* [Data for this exercise]:
* * * * * * *
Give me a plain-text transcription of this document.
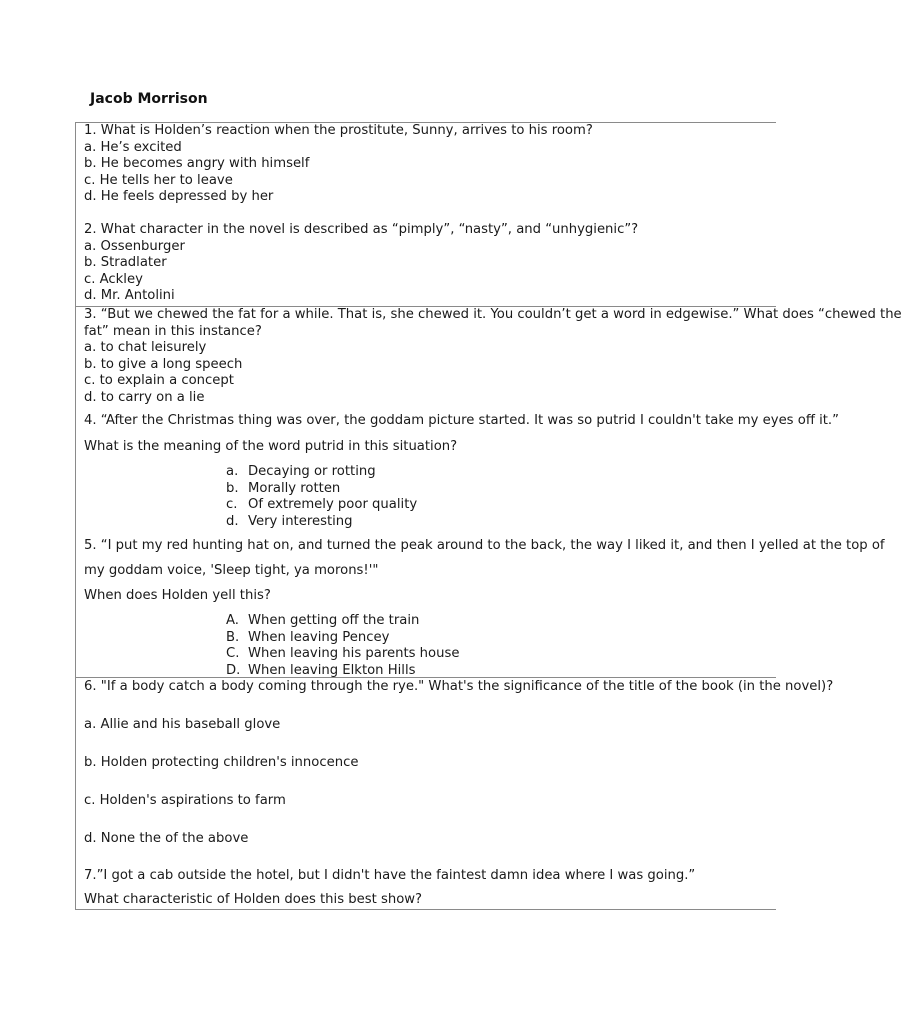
Jacob Morrison
1. What is Holden’s reaction when the prostitute, Sunny, arrives to his room?
a. He’s excited
b. He becomes angry with himself
c. He tells her to leave
d. He feels depressed by her
2. What character in the novel is described as “pimply”, “nasty”, and “unhygienic”?
a. Ossenburger
b. Stradlater
c. Ackley
d. Mr. Antolini
3. “But we chewed the fat for a while. That is, she chewed it. You couldn’t get a word in edgewise.” What does “chewed the
fat” mean in this instance?
a. to chat leisurely
b. to give a long speech
c. to explain a concept
d. to carry on a lie
4. “After the Christmas thing was over, the goddam picture started. It was so putrid I couldn't take my eyes off it.”
What is the meaning of the word putrid in this situation?
a. Decaying or rotting
b. Morally rotten
c. Of extremely poor quality
d. Very interesting
5. “I put my red hunting hat on, and turned the peak around to the back, the way I liked it, and then I yelled at the top of
my goddam voice, 'Sleep tight, ya morons!'"
When does Holden yell this?
A. When getting off the train
B. When leaving Pencey
C. When leaving his parents house
D. When leaving Elkton Hills
6. "If a body catch a body coming through the rye." What's the significance of the title of the book (in the novel)?
a. Allie and his baseball glove
b. Holden protecting children's innocence
c. Holden's aspirations to farm
d. None the of the above
7.”I got a cab outside the hotel, but I didn't have the faintest damn idea where I was going.”
What characteristic of Holden does this best show?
* * * * * * *
* [Direction]:
Pictures in the data above should not be copied; transcribe everything else exactly.

* [Output]:
Give me a plain-text transcription of this document.
Jacob Morrison
1. What is Holden’s reaction when the prostitute, Sunny, arrives to his room?
a. He’s excited
b. He becomes angry with himself
c. He tells her to leave
d. He feels depressed by her
2. What character in the novel is described as “pimply”, “nasty”, and “unhygienic”?
a. Ossenburger
b. Stradlater
c. Ackley
d. Mr. Antolini
3. “But we chewed the fat for a while. That is, she chewed it. You couldn’t get a word in edgewise.” What does “chewed the
fat” mean in this instance?
a. to chat leisurely
b. to give a long speech
c. to explain a concept
d. to carry on a lie
4. “After the Christmas thing was over, the goddam picture started. It was so putrid I couldn't take my eyes off it.”
What is the meaning of the word putrid in this situation?
a. Decaying or rotting
b. Morally rotten
c. Of extremely poor quality
d. Very interesting
5. “I put my red hunting hat on, and turned the peak around to the back, the way I liked it, and then I yelled at the top of
my goddam voice, 'Sleep tight, ya morons!'"
When does Holden yell this?
A. When getting off the train
B. When leaving Pencey
C. When leaving his parents house
D. When leaving Elkton Hills
6. "If a body catch a body coming through the rye." What's the significance of the title of the book (in the novel)?
a. Allie and his baseball glove
b. Holden protecting children's innocence
c. Holden's aspirations to farm
d. None the of the above
7.”I got a cab outside the hotel, but I didn't have the faintest damn idea where I was going.”
What characteristic of Holden does this best show?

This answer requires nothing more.